--- WHAT TO WORK ON ---
Which lines hold the word "will"? Show each of them.

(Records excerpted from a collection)
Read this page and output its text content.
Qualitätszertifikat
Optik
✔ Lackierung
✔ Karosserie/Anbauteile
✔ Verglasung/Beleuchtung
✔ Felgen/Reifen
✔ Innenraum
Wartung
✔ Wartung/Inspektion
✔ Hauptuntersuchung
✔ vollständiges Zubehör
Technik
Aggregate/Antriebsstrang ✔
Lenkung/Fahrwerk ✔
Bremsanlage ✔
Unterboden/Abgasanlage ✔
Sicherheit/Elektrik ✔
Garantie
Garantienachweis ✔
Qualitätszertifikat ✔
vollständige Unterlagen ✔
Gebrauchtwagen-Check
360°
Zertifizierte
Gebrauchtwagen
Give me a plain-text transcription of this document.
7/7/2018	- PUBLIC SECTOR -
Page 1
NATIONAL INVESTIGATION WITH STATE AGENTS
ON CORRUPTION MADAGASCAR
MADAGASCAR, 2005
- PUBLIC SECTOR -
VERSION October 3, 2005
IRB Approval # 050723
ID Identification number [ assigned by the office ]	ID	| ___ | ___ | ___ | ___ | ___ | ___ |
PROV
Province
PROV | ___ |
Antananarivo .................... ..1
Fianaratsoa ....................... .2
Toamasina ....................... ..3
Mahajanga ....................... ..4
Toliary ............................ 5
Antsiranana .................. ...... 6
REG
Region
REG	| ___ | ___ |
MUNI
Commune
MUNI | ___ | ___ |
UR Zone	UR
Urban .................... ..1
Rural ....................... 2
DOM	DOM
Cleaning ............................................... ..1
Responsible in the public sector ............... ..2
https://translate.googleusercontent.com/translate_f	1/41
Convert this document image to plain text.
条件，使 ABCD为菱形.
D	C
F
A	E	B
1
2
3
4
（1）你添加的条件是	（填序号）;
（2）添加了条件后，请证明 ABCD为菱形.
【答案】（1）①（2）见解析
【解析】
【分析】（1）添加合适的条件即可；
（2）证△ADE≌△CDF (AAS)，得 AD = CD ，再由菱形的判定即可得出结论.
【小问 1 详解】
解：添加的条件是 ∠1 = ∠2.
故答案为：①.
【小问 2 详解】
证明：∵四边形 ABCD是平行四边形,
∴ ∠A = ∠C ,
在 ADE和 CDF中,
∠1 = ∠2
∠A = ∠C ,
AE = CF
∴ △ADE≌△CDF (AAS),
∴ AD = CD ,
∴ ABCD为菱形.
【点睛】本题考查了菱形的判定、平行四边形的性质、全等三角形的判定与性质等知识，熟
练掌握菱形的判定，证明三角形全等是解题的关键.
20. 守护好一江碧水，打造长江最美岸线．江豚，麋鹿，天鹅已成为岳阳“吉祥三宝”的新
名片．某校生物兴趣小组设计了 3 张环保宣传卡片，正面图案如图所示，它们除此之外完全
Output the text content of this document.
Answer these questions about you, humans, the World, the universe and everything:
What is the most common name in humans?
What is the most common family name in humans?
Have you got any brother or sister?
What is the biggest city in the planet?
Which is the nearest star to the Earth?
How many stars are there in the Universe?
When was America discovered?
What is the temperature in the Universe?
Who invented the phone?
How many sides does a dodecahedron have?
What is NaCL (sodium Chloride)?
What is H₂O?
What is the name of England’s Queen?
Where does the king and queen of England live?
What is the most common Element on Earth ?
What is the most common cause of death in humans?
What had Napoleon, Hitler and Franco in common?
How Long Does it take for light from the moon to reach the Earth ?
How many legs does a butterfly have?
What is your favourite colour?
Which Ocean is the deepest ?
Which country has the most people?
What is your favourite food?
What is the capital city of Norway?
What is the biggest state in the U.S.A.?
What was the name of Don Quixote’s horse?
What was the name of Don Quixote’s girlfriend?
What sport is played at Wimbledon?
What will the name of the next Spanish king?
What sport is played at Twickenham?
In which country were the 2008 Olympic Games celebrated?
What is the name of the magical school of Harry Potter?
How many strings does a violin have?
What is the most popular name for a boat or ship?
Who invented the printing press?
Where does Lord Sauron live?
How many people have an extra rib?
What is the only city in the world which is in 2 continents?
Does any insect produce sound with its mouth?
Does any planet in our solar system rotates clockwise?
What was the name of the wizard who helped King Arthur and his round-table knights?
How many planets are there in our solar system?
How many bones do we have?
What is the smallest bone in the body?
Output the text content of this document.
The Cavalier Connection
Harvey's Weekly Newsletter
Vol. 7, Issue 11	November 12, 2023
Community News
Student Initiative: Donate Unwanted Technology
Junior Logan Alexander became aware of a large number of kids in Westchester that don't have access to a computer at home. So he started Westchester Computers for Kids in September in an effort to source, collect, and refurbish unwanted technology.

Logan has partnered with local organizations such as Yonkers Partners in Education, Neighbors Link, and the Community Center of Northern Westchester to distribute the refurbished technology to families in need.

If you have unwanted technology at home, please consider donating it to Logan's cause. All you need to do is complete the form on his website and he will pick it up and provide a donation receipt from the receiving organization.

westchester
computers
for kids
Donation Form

--- OUTPUT FOR THIS EXERCISE ---
What will the name of the next Spanish king?
If you have unwanted technology at home, please consider donating it to Logan's cause. All you need to do is complete the form on his website and he will pick it up and provide a donation receipt from the receiving organization.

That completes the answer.